WHAT TO PRODUCE
Repeat every record below exactly, omitting any pictures.

Data items

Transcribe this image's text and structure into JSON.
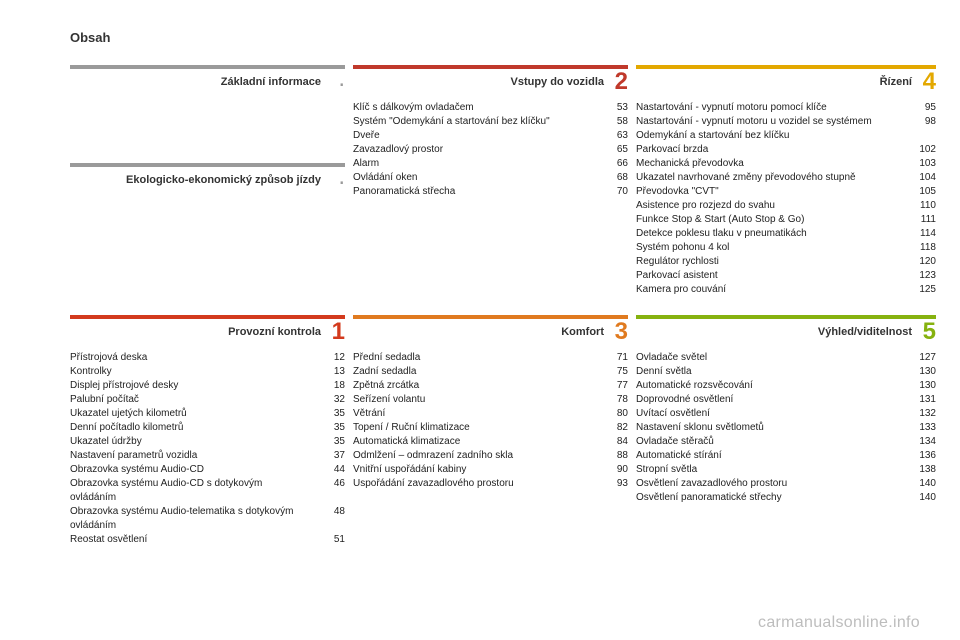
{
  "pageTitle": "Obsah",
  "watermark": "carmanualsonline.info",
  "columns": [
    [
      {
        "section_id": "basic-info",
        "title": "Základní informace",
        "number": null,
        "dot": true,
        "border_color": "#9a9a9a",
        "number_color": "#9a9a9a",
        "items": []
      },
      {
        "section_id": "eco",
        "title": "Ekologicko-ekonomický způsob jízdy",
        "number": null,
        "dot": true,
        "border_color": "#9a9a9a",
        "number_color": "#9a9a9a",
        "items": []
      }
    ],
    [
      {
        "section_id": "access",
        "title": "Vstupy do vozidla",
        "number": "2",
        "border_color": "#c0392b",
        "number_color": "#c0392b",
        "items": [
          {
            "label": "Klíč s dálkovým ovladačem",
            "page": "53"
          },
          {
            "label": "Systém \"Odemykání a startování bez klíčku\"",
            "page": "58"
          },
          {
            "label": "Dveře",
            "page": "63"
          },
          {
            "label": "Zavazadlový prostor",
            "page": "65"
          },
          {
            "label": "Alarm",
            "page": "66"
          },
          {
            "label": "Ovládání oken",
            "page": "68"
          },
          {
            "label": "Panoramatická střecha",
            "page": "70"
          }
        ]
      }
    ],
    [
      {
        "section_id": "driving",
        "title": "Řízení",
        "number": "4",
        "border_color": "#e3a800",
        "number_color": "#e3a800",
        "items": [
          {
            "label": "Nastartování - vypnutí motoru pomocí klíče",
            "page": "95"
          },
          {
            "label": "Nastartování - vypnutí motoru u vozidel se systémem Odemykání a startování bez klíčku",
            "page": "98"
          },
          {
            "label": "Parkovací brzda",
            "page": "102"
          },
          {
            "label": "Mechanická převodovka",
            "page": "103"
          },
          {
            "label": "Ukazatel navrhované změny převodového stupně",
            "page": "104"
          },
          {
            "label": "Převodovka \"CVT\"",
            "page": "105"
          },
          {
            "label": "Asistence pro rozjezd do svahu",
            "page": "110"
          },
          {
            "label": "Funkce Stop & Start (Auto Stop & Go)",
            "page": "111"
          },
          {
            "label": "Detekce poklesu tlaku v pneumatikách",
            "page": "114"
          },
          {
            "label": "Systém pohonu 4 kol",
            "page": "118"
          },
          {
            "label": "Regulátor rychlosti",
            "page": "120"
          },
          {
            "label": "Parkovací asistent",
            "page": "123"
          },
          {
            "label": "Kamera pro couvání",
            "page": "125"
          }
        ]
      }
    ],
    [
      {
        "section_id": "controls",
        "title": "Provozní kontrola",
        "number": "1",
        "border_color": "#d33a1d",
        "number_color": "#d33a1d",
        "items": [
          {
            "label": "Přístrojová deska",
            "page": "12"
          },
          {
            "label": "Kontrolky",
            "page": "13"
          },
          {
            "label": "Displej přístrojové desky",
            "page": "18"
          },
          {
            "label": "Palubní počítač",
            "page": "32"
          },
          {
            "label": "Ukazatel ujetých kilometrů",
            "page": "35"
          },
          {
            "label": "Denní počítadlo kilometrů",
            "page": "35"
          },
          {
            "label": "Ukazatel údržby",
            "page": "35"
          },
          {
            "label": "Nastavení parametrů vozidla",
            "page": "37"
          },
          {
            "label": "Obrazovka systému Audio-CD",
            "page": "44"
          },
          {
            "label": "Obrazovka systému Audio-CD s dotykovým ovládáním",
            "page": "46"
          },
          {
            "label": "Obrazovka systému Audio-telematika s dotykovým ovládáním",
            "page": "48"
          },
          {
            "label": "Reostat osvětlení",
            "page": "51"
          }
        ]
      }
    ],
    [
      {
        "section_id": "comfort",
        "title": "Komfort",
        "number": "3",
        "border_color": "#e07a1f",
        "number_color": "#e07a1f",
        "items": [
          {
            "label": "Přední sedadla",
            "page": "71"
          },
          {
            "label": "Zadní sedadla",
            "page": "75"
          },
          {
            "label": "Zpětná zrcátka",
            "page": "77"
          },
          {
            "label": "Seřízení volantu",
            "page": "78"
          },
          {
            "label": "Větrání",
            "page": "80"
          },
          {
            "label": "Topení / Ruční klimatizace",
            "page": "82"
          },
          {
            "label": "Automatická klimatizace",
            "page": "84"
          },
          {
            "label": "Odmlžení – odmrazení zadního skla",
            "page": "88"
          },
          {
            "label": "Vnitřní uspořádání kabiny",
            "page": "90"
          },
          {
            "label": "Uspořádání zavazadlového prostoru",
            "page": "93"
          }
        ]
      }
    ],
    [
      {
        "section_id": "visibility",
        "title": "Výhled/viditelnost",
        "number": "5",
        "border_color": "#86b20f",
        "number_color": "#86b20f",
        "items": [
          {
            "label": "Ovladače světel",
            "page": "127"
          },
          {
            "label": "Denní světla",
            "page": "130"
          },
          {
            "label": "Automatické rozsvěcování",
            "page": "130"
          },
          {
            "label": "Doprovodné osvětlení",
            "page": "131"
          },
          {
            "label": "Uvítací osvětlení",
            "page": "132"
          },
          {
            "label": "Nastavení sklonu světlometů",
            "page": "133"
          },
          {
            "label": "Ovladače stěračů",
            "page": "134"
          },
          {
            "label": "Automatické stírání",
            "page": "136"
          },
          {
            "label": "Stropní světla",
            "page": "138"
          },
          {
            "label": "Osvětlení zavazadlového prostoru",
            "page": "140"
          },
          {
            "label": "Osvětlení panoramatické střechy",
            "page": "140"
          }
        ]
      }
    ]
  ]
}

EXERCISE SOLUTION
Transcribe this image's text and structure into JSON.
{
  "pageTitle": "Obsah",
  "watermark": "carmanualsonline.info",
  "columns": [
    [
      {
        "section_id": "basic-info",
        "title": "Základní informace",
        "number": null,
        "dot": true,
        "border_color": "#9a9a9a",
        "number_color": "#9a9a9a",
        "items": []
      },
      {
        "section_id": "eco",
        "title": "Ekologicko-ekonomický způsob jízdy",
        "number": null,
        "dot": true,
        "border_color": "#9a9a9a",
        "number_color": "#9a9a9a",
        "items": []
      }
    ],
    [
      {
        "section_id": "access",
        "title": "Vstupy do vozidla",
        "number": "2",
        "border_color": "#c0392b",
        "number_color": "#c0392b",
        "items": [
          {
            "label": "Klíč s dálkovým ovladačem",
            "page": "53"
          },
          {
            "label": "Systém \"Odemykání a startování bez klíčku\"",
            "page": "58"
          },
          {
            "label": "Dveře",
            "page": "63"
          },
          {
            "label": "Zavazadlový prostor",
            "page": "65"
          },
          {
            "label": "Alarm",
            "page": "66"
          },
          {
            "label": "Ovládání oken",
            "page": "68"
          },
          {
            "label": "Panoramatická střecha",
            "page": "70"
          }
        ]
      }
    ],
    [
      {
        "section_id": "driving",
        "title": "Řízení",
        "number": "4",
        "border_color": "#e3a800",
        "number_color": "#e3a800",
        "items": [
          {
            "label": "Nastartování - vypnutí motoru pomocí klíče",
            "page": "95"
          },
          {
            "label": "Nastartování - vypnutí motoru u vozidel se systémem Odemykání a startování bez klíčku",
            "page": "98"
          },
          {
            "label": "Parkovací brzda",
            "page": "102"
          },
          {
            "label": "Mechanická převodovka",
            "page": "103"
          },
          {
            "label": "Ukazatel navrhované změny převodového stupně",
            "page": "104"
          },
          {
            "label": "Převodovka \"CVT\"",
            "page": "105"
          },
          {
            "label": "Asistence pro rozjezd do svahu",
            "page": "110"
          },
          {
            "label": "Funkce Stop & Start (Auto Stop & Go)",
            "page": "111"
          },
          {
            "label": "Detekce poklesu tlaku v pneumatikách",
            "page": "114"
          },
          {
            "label": "Systém pohonu 4 kol",
            "page": "118"
          },
          {
            "label": "Regulátor rychlosti",
            "page": "120"
          },
          {
            "label": "Parkovací asistent",
            "page": "123"
          },
          {
            "label": "Kamera pro couvání",
            "page": "125"
          }
        ]
      }
    ],
    [
      {
        "section_id": "controls",
        "title": "Provozní kontrola",
        "number": "1",
        "border_color": "#d33a1d",
        "number_color": "#d33a1d",
        "items": [
          {
            "label": "Přístrojová deska",
            "page": "12"
          },
          {
            "label": "Kontrolky",
            "page": "13"
          },
          {
            "label": "Displej přístrojové desky",
            "page": "18"
          },
          {
            "label": "Palubní počítač",
            "page": "32"
          },
          {
            "label": "Ukazatel ujetých kilometrů",
            "page": "35"
          },
          {
            "label": "Denní počítadlo kilometrů",
            "page": "35"
          },
          {
            "label": "Ukazatel údržby",
            "page": "35"
          },
          {
            "label": "Nastavení parametrů vozidla",
            "page": "37"
          },
          {
            "label": "Obrazovka systému Audio-CD",
            "page": "44"
          },
          {
            "label": "Obrazovka systému Audio-CD s dotykovým ovládáním",
            "page": "46"
          },
          {
            "label": "Obrazovka systému Audio-telematika s dotykovým ovládáním",
            "page": "48"
          },
          {
            "label": "Reostat osvětlení",
            "page": "51"
          }
        ]
      }
    ],
    [
      {
        "section_id": "comfort",
        "title": "Komfort",
        "number": "3",
        "border_color": "#e07a1f",
        "number_color": "#e07a1f",
        "items": [
          {
            "label": "Přední sedadla",
            "page": "71"
          },
          {
            "label": "Zadní sedadla",
            "page": "75"
          },
          {
            "label": "Zpětná zrcátka",
            "page": "77"
          },
          {
            "label": "Seřízení volantu",
            "page": "78"
          },
          {
            "label": "Větrání",
            "page": "80"
          },
          {
            "label": "Topení / Ruční klimatizace",
            "page": "82"
          },
          {
            "label": "Automatická klimatizace",
            "page": "84"
          },
          {
            "label": "Odmlžení – odmrazení zadního skla",
            "page": "88"
          },
          {
            "label": "Vnitřní uspořádání kabiny",
            "page": "90"
          },
          {
            "label": "Uspořádání zavazadlového prostoru",
            "page": "93"
          }
        ]
      }
    ],
    [
      {
        "section_id": "visibility",
        "title": "Výhled/viditelnost",
        "number": "5",
        "border_color": "#86b20f",
        "number_color": "#86b20f",
        "items": [
          {
            "label": "Ovladače světel",
            "page": "127"
          },
          {
            "label": "Denní světla",
            "page": "130"
          },
          {
            "label": "Automatické rozsvěcování",
            "page": "130"
          },
          {
            "label": "Doprovodné osvětlení",
            "page": "131"
          },
          {
            "label": "Uvítací osvětlení",
            "page": "132"
          },
          {
            "label": "Nastavení sklonu světlometů",
            "page": "133"
          },
          {
            "label": "Ovladače stěračů",
            "page": "134"
          },
          {
            "label": "Automatické stírání",
            "page": "136"
          },
          {
            "label": "Stropní světla",
            "page": "138"
          },
          {
            "label": "Osvětlení zavazadlového prostoru",
            "page": "140"
          },
          {
            "label": "Osvětlení panoramatické střechy",
            "page": "140"
          }
        ]
      }
    ]
  ]
}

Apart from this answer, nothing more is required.